• Extracted text:
'''
Any indemnification as described in the preceding paragraph (unless ordered by a court) shall be made by the Company only as authorized in the specific case upon a determination that the indemnification is proper in the circumstances because the person claiming indemnification has met the applicable standard of conduct set forth in therein. Such determination shall be made by the Company’s Board of Directors by a majority vote of a quorum consisting of Directors who were not parties to the action, suit or proceeding in question. If such a quorum is not obtainable, the Board shall retain independent legal counsel who shall make such a determination in a written opinion.
Expenses (including attorney’s fees) incurred in defending a civil or criminal action, suit, or proceeding may be paid by the Company in advance of the final disposition of such action upon receipt of an undertaking by or on behalf of a person entitled to claim indemnification to repay such amount, if it is ultimately determined that he or she is not entitled to be indemnified by the Company.
To the extent permitted by law, the Company or its parents may purchase and maintain insurance on behalf of any person
or persons described in the preceding paragraphs of this Item 30 against any liability asserted against and incurred by him or her, whether or not the Company would have power to indemnify him or her as described above.
'''
• Data records:
'''
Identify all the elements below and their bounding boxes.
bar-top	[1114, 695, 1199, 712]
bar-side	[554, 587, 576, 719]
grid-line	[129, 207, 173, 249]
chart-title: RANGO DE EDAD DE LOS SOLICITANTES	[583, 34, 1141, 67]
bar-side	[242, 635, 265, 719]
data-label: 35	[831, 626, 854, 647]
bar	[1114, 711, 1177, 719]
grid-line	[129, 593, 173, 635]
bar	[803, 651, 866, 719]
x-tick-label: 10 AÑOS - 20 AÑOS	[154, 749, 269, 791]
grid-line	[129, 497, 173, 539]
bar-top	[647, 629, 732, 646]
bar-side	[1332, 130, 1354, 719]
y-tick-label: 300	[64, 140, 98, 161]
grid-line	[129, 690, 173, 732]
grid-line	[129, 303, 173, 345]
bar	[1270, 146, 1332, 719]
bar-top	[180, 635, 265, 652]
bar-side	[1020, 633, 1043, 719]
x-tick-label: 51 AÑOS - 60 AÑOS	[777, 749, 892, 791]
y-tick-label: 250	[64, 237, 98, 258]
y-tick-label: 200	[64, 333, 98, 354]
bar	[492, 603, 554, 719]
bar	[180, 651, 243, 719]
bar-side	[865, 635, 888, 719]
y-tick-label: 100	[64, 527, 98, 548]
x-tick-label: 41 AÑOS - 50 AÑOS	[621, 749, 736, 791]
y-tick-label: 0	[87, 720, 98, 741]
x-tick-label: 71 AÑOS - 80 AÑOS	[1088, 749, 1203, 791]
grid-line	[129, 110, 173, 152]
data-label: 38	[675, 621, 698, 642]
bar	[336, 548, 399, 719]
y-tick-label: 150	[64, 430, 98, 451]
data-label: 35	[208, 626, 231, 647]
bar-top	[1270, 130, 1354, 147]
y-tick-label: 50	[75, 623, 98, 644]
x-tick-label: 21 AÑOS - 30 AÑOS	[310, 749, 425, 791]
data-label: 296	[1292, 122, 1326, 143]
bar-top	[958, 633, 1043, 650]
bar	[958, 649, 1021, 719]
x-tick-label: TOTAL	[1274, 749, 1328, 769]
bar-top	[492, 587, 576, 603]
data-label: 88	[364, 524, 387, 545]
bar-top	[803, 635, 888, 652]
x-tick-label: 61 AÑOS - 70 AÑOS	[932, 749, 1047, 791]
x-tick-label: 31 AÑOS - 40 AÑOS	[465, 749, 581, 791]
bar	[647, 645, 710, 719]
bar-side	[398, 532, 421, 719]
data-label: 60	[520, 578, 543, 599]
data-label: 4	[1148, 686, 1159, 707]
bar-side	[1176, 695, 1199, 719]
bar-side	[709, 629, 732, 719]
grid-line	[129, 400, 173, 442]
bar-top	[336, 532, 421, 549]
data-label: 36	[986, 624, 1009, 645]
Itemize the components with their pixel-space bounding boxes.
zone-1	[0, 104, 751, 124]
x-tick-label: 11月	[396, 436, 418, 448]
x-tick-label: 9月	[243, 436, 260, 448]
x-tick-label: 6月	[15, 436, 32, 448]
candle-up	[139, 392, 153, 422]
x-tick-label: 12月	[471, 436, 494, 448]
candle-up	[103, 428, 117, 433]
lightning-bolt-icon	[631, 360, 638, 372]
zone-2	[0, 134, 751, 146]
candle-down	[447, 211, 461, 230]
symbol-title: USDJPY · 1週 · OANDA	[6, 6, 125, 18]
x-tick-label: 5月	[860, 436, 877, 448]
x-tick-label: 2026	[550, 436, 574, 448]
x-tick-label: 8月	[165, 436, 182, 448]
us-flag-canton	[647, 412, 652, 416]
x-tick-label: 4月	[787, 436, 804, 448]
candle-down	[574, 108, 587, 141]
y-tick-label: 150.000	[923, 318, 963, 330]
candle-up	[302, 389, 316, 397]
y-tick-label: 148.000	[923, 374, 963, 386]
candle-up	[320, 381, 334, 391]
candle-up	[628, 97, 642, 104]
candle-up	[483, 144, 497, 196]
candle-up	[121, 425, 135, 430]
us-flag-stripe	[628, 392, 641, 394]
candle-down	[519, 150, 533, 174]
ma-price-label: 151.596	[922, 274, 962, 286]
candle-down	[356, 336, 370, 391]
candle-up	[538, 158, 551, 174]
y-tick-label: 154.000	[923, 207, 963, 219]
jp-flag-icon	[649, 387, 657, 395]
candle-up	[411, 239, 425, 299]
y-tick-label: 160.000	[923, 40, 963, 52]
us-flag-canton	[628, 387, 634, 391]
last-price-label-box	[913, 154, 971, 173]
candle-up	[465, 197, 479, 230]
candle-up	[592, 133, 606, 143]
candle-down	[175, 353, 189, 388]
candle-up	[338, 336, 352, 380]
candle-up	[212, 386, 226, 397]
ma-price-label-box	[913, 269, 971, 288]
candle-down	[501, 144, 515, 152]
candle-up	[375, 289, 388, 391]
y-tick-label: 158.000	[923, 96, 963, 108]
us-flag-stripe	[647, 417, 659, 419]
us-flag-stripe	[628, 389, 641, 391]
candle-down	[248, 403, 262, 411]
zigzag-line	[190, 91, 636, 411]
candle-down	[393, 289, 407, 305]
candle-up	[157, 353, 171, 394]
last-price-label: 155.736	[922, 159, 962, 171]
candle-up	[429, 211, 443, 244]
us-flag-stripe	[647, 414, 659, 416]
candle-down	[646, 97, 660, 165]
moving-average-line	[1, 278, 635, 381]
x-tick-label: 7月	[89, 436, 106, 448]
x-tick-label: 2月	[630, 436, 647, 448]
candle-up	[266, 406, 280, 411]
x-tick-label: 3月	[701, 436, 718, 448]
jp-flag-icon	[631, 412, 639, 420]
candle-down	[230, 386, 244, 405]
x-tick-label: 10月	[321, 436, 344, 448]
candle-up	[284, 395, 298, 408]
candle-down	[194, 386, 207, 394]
'''
• Written request:
Using the indemnification text, mark each statement yes or no, quoting the exact words of the text that decide it.
(a) The Board decides whether indemnification is proper by a majority vote of a quorum of Directors who were not parties to the proceeding.
(b) If that quorum cannot be obtained, independent legal counsel gives its determination orally.
(c) The Company may buy insurance only against liabilities it would have power to indemnify.
The data has no role in this.

• Task result:
(a) Yes: "by a majority vote of a quorum consisting of Directors who were not parties to the action, suit or proceeding in question"
(b) No: "the Board shall retain independent legal counsel who shall make such a determination in a written opinion"
(c) No: "whether or not the Company would have power to indemnify him or her as described above"